Directions :: Please pull out every line that includes the string "JSON".

[begin Stored rows]

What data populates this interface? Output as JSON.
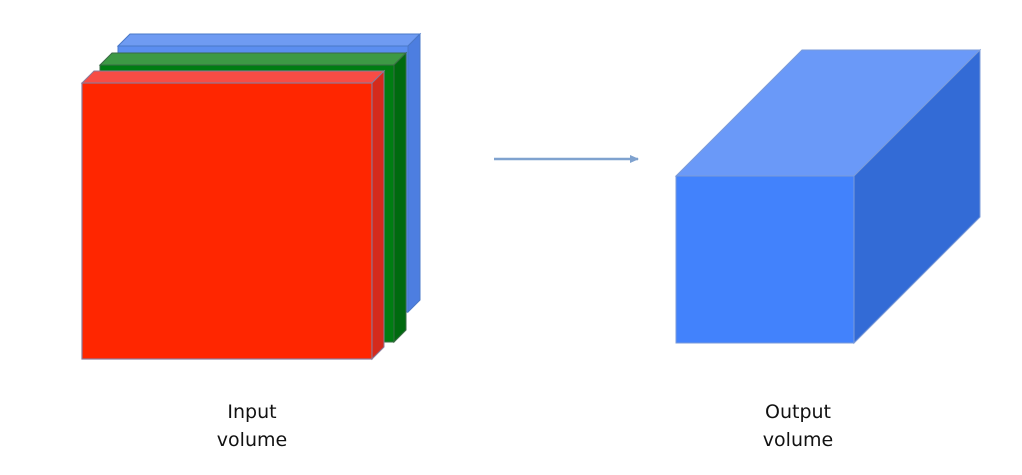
{
  "input_volume": {
    "caption_line1": "Input",
    "caption_line2": "volume",
    "channel_colors": {
      "red": "#ff2600",
      "green": "#007d12",
      "blue": "#5b8ef0"
    }
  },
  "output_volume": {
    "caption_line1": "Output",
    "caption_line2": "volume",
    "colors": {
      "front": "#4282fc",
      "top": "#6a99f8",
      "side": "#336bd6"
    }
  },
  "arrow": {
    "color": "#7fa2cf"
  }
}
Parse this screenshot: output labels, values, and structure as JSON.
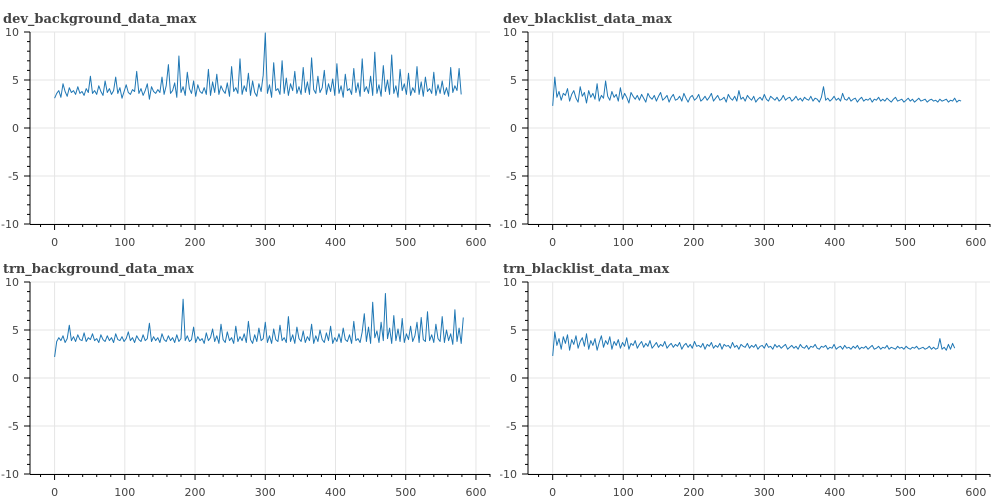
{
  "chart_data": [
    {
      "type": "line",
      "title": "dev_background_data_max",
      "xlim": [
        -35,
        620
      ],
      "ylim": [
        -10,
        10
      ],
      "xticks": [
        0,
        100,
        200,
        300,
        400,
        500,
        600
      ],
      "yticks": [
        -10,
        -5,
        0,
        5,
        10
      ],
      "grid": true,
      "series_color": "#1f77b4",
      "series": [
        {
          "x_start": 0,
          "x_step": 3,
          "values": [
            3.1,
            3.6,
            3.9,
            3.2,
            4.6,
            3.8,
            3.3,
            4.2,
            3.7,
            3.9,
            3.5,
            4.3,
            3.6,
            3.8,
            3.4,
            4.1,
            3.7,
            5.4,
            3.6,
            3.9,
            3.5,
            4.4,
            3.8,
            3.4,
            4.9,
            3.7,
            4.1,
            3.5,
            3.9,
            5.3,
            3.6,
            4.2,
            3.1,
            3.8,
            4.5,
            3.7,
            3.5,
            4.0,
            3.8,
            5.9,
            3.6,
            4.1,
            3.4,
            3.9,
            4.6,
            3.0,
            4.3,
            3.8,
            3.6,
            4.0,
            3.7,
            5.3,
            3.5,
            4.4,
            6.6,
            3.6,
            3.9,
            4.7,
            3.2,
            7.5,
            3.7,
            4.3,
            3.4,
            5.8,
            4.1,
            3.6,
            4.9,
            3.3,
            4.5,
            3.8,
            3.6,
            4.2,
            3.5,
            6.1,
            3.4,
            4.8,
            3.7,
            5.6,
            3.5,
            4.4,
            3.9,
            3.6,
            4.7,
            3.3,
            6.4,
            3.8,
            4.2,
            3.6,
            7.2,
            3.5,
            4.4,
            3.8,
            5.7,
            3.4,
            4.9,
            3.7,
            3.3,
            4.6,
            3.8,
            5.5,
            9.9,
            3.6,
            4.5,
            3.2,
            6.8,
            3.9,
            4.1,
            3.5,
            7.0,
            3.6,
            5.2,
            3.4,
            4.6,
            3.9,
            5.9,
            3.6,
            4.3,
            3.5,
            6.3,
            3.7,
            4.8,
            3.5,
            7.3,
            4.0,
            3.6,
            5.4,
            3.7,
            4.2,
            6.0,
            3.5,
            4.6,
            3.8,
            5.1,
            3.4,
            6.7,
            3.6,
            4.4,
            3.2,
            5.6,
            3.9,
            4.1,
            3.5,
            6.2,
            3.7,
            4.7,
            3.3,
            7.2,
            3.8,
            4.3,
            3.6,
            5.4,
            3.4,
            7.9,
            3.6,
            4.5,
            3.3,
            6.5,
            3.8,
            5.0,
            3.5,
            7.6,
            3.6,
            4.4,
            3.2,
            6.1,
            3.9,
            4.6,
            3.5,
            5.7,
            3.4,
            4.2,
            3.7,
            6.4,
            3.5,
            4.8,
            3.3,
            5.3,
            3.8,
            4.1,
            3.6,
            5.8,
            3.4,
            4.5,
            3.6,
            4.9,
            3.5,
            4.2,
            3.3,
            6.3,
            3.7,
            4.4,
            3.9,
            6.2,
            3.5
          ]
        }
      ]
    },
    {
      "type": "line",
      "title": "dev_blacklist_data_max",
      "xlim": [
        -35,
        620
      ],
      "ylim": [
        -10,
        10
      ],
      "xticks": [
        0,
        100,
        200,
        300,
        400,
        500,
        600
      ],
      "yticks": [
        -10,
        -5,
        0,
        5,
        10
      ],
      "grid": true,
      "series_color": "#1f77b4",
      "series": [
        {
          "x_start": 0,
          "x_step": 3,
          "values": [
            2.3,
            5.3,
            3.2,
            3.8,
            2.9,
            3.6,
            3.4,
            4.1,
            2.8,
            3.5,
            3.9,
            3.1,
            2.7,
            4.3,
            3.3,
            3.7,
            2.6,
            3.9,
            3.2,
            3.6,
            3.0,
            4.6,
            2.8,
            3.4,
            3.1,
            4.9,
            3.3,
            2.9,
            3.8,
            3.2,
            3.5,
            2.8,
            4.2,
            3.0,
            3.6,
            3.2,
            2.6,
            3.7,
            3.3,
            3.0,
            3.4,
            2.9,
            3.5,
            3.1,
            2.7,
            3.6,
            3.2,
            3.0,
            3.4,
            2.8,
            3.3,
            3.7,
            2.9,
            3.1,
            3.4,
            2.7,
            3.2,
            3.5,
            2.9,
            3.0,
            3.3,
            2.8,
            3.6,
            3.1,
            2.7,
            3.2,
            3.4,
            2.9,
            3.1,
            3.5,
            2.8,
            3.0,
            3.3,
            2.9,
            3.2,
            3.6,
            2.8,
            3.1,
            3.4,
            2.9,
            3.0,
            3.2,
            2.7,
            3.5,
            3.1,
            2.9,
            3.3,
            2.8,
            3.9,
            3.0,
            3.2,
            2.8,
            3.4,
            3.1,
            2.9,
            3.3,
            2.7,
            3.0,
            3.2,
            2.9,
            3.5,
            3.0,
            2.8,
            3.3,
            3.1,
            2.9,
            3.2,
            2.8,
            3.0,
            3.4,
            2.9,
            3.1,
            3.2,
            2.8,
            3.0,
            3.3,
            2.9,
            3.1,
            2.8,
            3.2,
            3.0,
            2.9,
            3.3,
            2.8,
            3.1,
            3.0,
            2.7,
            3.2,
            4.3,
            2.9,
            3.1,
            2.8,
            3.0,
            3.3,
            2.9,
            3.1,
            2.8,
            3.6,
            3.0,
            2.9,
            3.2,
            2.8,
            3.0,
            3.1,
            2.7,
            3.0,
            3.2,
            2.8,
            3.0,
            2.9,
            3.1,
            2.7,
            3.0,
            2.9,
            3.2,
            2.8,
            3.0,
            2.8,
            3.1,
            2.9,
            2.7,
            3.0,
            3.2,
            2.8,
            2.9,
            3.0,
            2.7,
            2.9,
            3.1,
            2.8,
            3.0,
            2.7,
            2.9,
            3.1,
            2.8,
            2.9,
            3.0,
            2.7,
            2.9,
            3.0,
            2.8,
            2.9,
            2.7,
            3.0,
            2.8,
            2.9,
            3.0,
            2.7,
            2.9,
            2.8,
            3.1,
            2.7,
            2.9,
            2.8
          ]
        }
      ]
    },
    {
      "type": "line",
      "title": "trn_background_data_max",
      "xlim": [
        -35,
        620
      ],
      "ylim": [
        -10,
        10
      ],
      "xticks": [
        0,
        100,
        200,
        300,
        400,
        500,
        600
      ],
      "yticks": [
        -10,
        -5,
        0,
        5,
        10
      ],
      "grid": true,
      "series_color": "#1f77b4",
      "series": [
        {
          "x_start": 0,
          "x_step": 3,
          "values": [
            2.2,
            3.8,
            4.2,
            3.9,
            4.4,
            3.7,
            4.1,
            5.5,
            3.9,
            4.3,
            3.8,
            4.5,
            4.0,
            3.9,
            4.7,
            3.8,
            4.2,
            4.0,
            4.6,
            3.9,
            4.1,
            3.7,
            4.5,
            4.0,
            3.8,
            4.4,
            3.9,
            4.2,
            3.7,
            4.6,
            4.0,
            3.9,
            4.3,
            3.8,
            4.1,
            4.8,
            3.9,
            4.2,
            3.7,
            4.4,
            4.0,
            3.8,
            4.5,
            3.9,
            4.1,
            5.7,
            3.8,
            4.3,
            3.9,
            4.2,
            3.7,
            4.6,
            4.0,
            3.8,
            4.4,
            3.9,
            4.2,
            3.7,
            4.5,
            3.8,
            4.1,
            8.2,
            3.9,
            4.4,
            3.8,
            4.0,
            5.3,
            3.7,
            4.3,
            3.9,
            4.1,
            3.6,
            4.7,
            3.9,
            4.2,
            5.1,
            3.8,
            4.4,
            3.6,
            5.6,
            4.0,
            3.7,
            4.8,
            3.9,
            4.2,
            3.6,
            5.4,
            3.8,
            4.3,
            3.9,
            4.6,
            3.7,
            5.9,
            4.0,
            3.6,
            4.5,
            3.8,
            5.2,
            3.9,
            4.1,
            5.8,
            3.7,
            4.4,
            3.6,
            5.1,
            4.0,
            3.8,
            5.5,
            3.9,
            4.2,
            3.7,
            6.4,
            3.8,
            4.5,
            3.6,
            5.3,
            4.1,
            3.8,
            4.9,
            3.7,
            4.3,
            3.9,
            5.6,
            3.6,
            4.4,
            3.8,
            5.0,
            4.0,
            3.7,
            4.7,
            3.9,
            5.4,
            3.6,
            4.2,
            3.8,
            4.6,
            3.7,
            5.2,
            4.0,
            3.8,
            4.5,
            3.6,
            5.9,
            3.9,
            4.1,
            3.7,
            4.8,
            6.7,
            3.8,
            5.3,
            3.6,
            7.9,
            4.2,
            4.9,
            3.7,
            5.8,
            3.9,
            8.8,
            4.1,
            5.2,
            3.6,
            6.5,
            3.9,
            5.1,
            3.8,
            6.2,
            3.7,
            4.6,
            4.0,
            5.4,
            3.8,
            4.4,
            5.8,
            3.7,
            6.3,
            4.0,
            3.8,
            6.9,
            3.9,
            4.5,
            3.7,
            5.6,
            4.1,
            3.8,
            6.4,
            3.7,
            5.0,
            3.9,
            4.6,
            3.5,
            7.1,
            3.8,
            5.2,
            3.6,
            6.3
          ]
        }
      ]
    },
    {
      "type": "line",
      "title": "trn_blacklist_data_max",
      "xlim": [
        -35,
        620
      ],
      "ylim": [
        -10,
        10
      ],
      "xticks": [
        0,
        100,
        200,
        300,
        400,
        500,
        600
      ],
      "yticks": [
        -10,
        -5,
        0,
        5,
        10
      ],
      "grid": true,
      "series_color": "#1f77b4",
      "series": [
        {
          "x_start": 0,
          "x_step": 3,
          "values": [
            2.3,
            4.8,
            3.4,
            4.1,
            3.0,
            4.3,
            3.6,
            4.5,
            2.9,
            4.0,
            3.5,
            4.4,
            3.1,
            3.8,
            4.2,
            3.3,
            4.6,
            3.0,
            3.9,
            3.4,
            4.1,
            2.9,
            3.7,
            4.4,
            3.2,
            3.9,
            3.5,
            4.3,
            3.0,
            3.8,
            3.4,
            4.0,
            3.1,
            3.7,
            3.3,
            4.2,
            3.0,
            3.6,
            3.4,
            3.9,
            3.1,
            3.5,
            3.8,
            3.2,
            3.6,
            3.3,
            3.9,
            3.1,
            3.4,
            3.7,
            3.2,
            3.5,
            3.3,
            3.8,
            3.1,
            3.4,
            3.6,
            3.2,
            3.5,
            3.3,
            3.7,
            3.0,
            3.4,
            3.6,
            3.2,
            3.5,
            3.1,
            3.8,
            3.3,
            3.4,
            3.2,
            3.6,
            3.0,
            3.5,
            3.3,
            3.7,
            3.1,
            3.4,
            3.2,
            3.6,
            3.0,
            3.5,
            3.3,
            3.4,
            3.1,
            3.7,
            3.2,
            3.4,
            3.0,
            3.5,
            3.3,
            3.2,
            3.6,
            3.1,
            3.4,
            3.2,
            3.5,
            3.0,
            3.3,
            3.4,
            3.1,
            3.6,
            3.2,
            3.3,
            3.0,
            3.5,
            3.2,
            3.4,
            3.1,
            3.3,
            3.5,
            3.0,
            3.2,
            3.4,
            3.1,
            3.3,
            3.0,
            3.5,
            3.2,
            3.1,
            3.4,
            3.0,
            3.3,
            3.2,
            3.5,
            3.1,
            3.0,
            3.3,
            3.2,
            3.4,
            3.0,
            3.2,
            3.1,
            3.5,
            3.0,
            3.2,
            3.3,
            3.0,
            3.4,
            3.1,
            3.2,
            3.0,
            3.3,
            3.1,
            3.4,
            3.0,
            3.2,
            3.1,
            3.3,
            3.0,
            3.2,
            3.4,
            3.0,
            3.1,
            3.3,
            3.0,
            3.2,
            3.1,
            3.4,
            3.0,
            3.2,
            3.1,
            3.0,
            3.3,
            3.1,
            3.2,
            3.0,
            3.3,
            3.1,
            3.0,
            3.2,
            3.1,
            3.3,
            3.0,
            3.1,
            3.2,
            3.0,
            3.1,
            3.3,
            3.0,
            3.2,
            3.0,
            3.1,
            4.1,
            3.0,
            3.2,
            2.9,
            3.5,
            3.0,
            3.6,
            3.1
          ]
        }
      ]
    }
  ]
}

[end Stored rows]

Result ::
What data populates this interface? Output as JSON.
Parse this screenshot: output labels, values, and structure as JSON.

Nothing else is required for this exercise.